— begin —

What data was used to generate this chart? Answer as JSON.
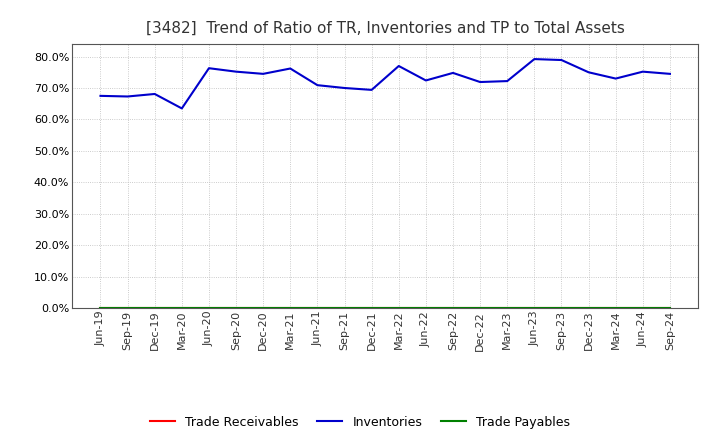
{
  "title": "[3482]  Trend of Ratio of TR, Inventories and TP to Total Assets",
  "x_labels": [
    "Jun-19",
    "Sep-19",
    "Dec-19",
    "Mar-20",
    "Jun-20",
    "Sep-20",
    "Dec-20",
    "Mar-21",
    "Jun-21",
    "Sep-21",
    "Dec-21",
    "Mar-22",
    "Jun-22",
    "Sep-22",
    "Dec-22",
    "Mar-23",
    "Jun-23",
    "Sep-23",
    "Dec-23",
    "Mar-24",
    "Jun-24",
    "Sep-24"
  ],
  "trade_receivables": [
    0.0,
    0.0,
    0.0,
    0.0,
    0.0,
    0.0,
    0.0,
    0.0,
    0.0,
    0.0,
    0.0,
    0.0,
    0.0,
    0.0,
    0.0,
    0.0,
    0.0,
    0.0,
    0.0,
    0.0,
    0.0,
    0.0
  ],
  "inventories": [
    0.675,
    0.673,
    0.681,
    0.635,
    0.763,
    0.752,
    0.745,
    0.762,
    0.709,
    0.7,
    0.694,
    0.77,
    0.724,
    0.748,
    0.719,
    0.722,
    0.792,
    0.789,
    0.75,
    0.73,
    0.752,
    0.745
  ],
  "trade_payables": [
    0.0,
    0.0,
    0.0,
    0.0,
    0.0,
    0.0,
    0.0,
    0.0,
    0.0,
    0.0,
    0.0,
    0.0,
    0.0,
    0.0,
    0.0,
    0.0,
    0.0,
    0.0,
    0.0,
    0.0,
    0.0,
    0.0
  ],
  "line_colors": {
    "trade_receivables": "#ff0000",
    "inventories": "#0000cc",
    "trade_payables": "#008000"
  },
  "ylim": [
    0.0,
    0.84
  ],
  "yticks": [
    0.0,
    0.1,
    0.2,
    0.3,
    0.4,
    0.5,
    0.6,
    0.7,
    0.8
  ],
  "background_color": "#ffffff",
  "plot_bg_color": "#ffffff",
  "grid_color": "#bbbbbb",
  "title_color": "#333333",
  "title_fontsize": 11,
  "tick_fontsize": 8,
  "legend_labels": [
    "Trade Receivables",
    "Inventories",
    "Trade Payables"
  ],
  "legend_fontsize": 9
}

— end —

Exercise objective -> Select every line where the word "ffffff" occurs.

Response ->
  "background_color": "#ffffff",
  "plot_bg_color": "#ffffff",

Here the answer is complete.